What the task requires | Copy every line from the material below that holds "JSON".

Records that describe figures |
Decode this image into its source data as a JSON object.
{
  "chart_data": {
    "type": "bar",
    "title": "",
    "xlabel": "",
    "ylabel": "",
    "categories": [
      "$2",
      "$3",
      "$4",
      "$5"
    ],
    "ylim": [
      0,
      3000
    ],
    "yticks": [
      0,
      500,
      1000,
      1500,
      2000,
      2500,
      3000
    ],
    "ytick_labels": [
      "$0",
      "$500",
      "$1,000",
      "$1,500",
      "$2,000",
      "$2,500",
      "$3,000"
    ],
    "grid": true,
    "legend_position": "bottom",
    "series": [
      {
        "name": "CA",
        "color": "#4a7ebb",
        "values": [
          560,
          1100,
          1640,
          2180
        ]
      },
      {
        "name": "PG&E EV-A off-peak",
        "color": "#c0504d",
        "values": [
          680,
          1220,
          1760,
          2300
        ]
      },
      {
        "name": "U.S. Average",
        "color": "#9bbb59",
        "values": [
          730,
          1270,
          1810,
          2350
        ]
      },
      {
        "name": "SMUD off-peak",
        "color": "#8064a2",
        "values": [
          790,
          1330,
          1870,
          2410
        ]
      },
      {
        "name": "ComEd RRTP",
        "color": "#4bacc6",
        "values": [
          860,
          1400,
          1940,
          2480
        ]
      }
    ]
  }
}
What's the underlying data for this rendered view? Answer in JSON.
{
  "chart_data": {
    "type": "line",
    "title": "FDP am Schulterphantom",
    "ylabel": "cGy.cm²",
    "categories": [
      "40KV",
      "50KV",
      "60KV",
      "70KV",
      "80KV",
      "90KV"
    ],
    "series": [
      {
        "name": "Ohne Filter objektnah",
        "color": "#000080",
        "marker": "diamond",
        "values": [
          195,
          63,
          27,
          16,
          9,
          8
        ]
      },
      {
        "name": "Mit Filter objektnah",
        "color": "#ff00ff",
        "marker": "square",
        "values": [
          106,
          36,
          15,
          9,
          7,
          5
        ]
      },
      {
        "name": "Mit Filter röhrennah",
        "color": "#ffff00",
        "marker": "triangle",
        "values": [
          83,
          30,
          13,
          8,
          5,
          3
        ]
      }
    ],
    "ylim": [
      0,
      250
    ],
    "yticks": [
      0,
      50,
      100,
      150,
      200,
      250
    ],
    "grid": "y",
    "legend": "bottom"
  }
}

Solution to this problem |
Decode this image into its source data as a JSON object.
What's the underlying data for this rendered view? Answer in JSON.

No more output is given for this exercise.